# What to work on
Where a line holds the word "equilibrium", copy that line.

● ● ● ● ● ● ●

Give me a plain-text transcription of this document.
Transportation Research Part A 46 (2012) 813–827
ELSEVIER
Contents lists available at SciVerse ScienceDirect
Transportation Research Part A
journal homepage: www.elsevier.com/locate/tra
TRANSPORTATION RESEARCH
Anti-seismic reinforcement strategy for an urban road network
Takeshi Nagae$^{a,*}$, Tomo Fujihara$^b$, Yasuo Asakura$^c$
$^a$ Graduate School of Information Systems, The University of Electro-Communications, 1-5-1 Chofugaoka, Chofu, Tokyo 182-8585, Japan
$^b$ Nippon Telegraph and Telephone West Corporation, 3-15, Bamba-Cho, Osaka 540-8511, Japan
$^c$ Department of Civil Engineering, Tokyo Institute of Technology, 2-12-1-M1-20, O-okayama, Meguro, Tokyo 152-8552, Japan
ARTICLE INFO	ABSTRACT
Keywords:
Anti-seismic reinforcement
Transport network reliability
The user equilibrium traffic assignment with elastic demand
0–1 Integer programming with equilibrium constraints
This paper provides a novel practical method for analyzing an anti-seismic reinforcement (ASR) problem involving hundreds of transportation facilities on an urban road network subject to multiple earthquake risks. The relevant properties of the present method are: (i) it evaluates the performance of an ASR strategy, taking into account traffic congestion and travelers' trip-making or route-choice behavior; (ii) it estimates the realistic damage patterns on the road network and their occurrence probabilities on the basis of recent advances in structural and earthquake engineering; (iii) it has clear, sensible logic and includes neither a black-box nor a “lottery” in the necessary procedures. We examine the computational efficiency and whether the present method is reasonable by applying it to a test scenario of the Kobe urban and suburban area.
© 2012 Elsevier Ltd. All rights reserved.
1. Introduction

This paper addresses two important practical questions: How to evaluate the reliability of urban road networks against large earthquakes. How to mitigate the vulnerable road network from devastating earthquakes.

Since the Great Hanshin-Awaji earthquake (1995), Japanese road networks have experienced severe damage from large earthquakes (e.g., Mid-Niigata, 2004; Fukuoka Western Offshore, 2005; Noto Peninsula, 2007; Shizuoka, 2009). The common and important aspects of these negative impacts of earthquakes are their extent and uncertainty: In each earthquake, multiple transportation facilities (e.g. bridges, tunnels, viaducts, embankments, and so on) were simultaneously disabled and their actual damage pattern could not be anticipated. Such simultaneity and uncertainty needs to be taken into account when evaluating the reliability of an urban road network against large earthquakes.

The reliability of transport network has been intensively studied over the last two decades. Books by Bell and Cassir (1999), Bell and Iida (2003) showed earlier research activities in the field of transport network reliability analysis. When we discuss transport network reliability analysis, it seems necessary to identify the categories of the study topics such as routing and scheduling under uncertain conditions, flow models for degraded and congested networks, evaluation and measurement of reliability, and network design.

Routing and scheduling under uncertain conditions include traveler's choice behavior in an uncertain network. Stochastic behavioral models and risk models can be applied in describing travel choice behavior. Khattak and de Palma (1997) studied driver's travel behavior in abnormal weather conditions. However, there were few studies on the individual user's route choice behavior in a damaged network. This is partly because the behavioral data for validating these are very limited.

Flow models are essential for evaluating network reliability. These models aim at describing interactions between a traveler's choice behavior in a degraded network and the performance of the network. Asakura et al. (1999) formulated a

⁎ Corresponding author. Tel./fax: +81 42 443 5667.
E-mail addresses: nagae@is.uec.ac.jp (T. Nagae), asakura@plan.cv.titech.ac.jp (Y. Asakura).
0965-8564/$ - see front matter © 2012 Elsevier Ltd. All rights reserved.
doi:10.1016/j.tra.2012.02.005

● ● ● ● ● ● ●

# Reply to the task
The user equilibrium traffic assignment with elastic demand
0–1 Integer programming with equilibrium constraints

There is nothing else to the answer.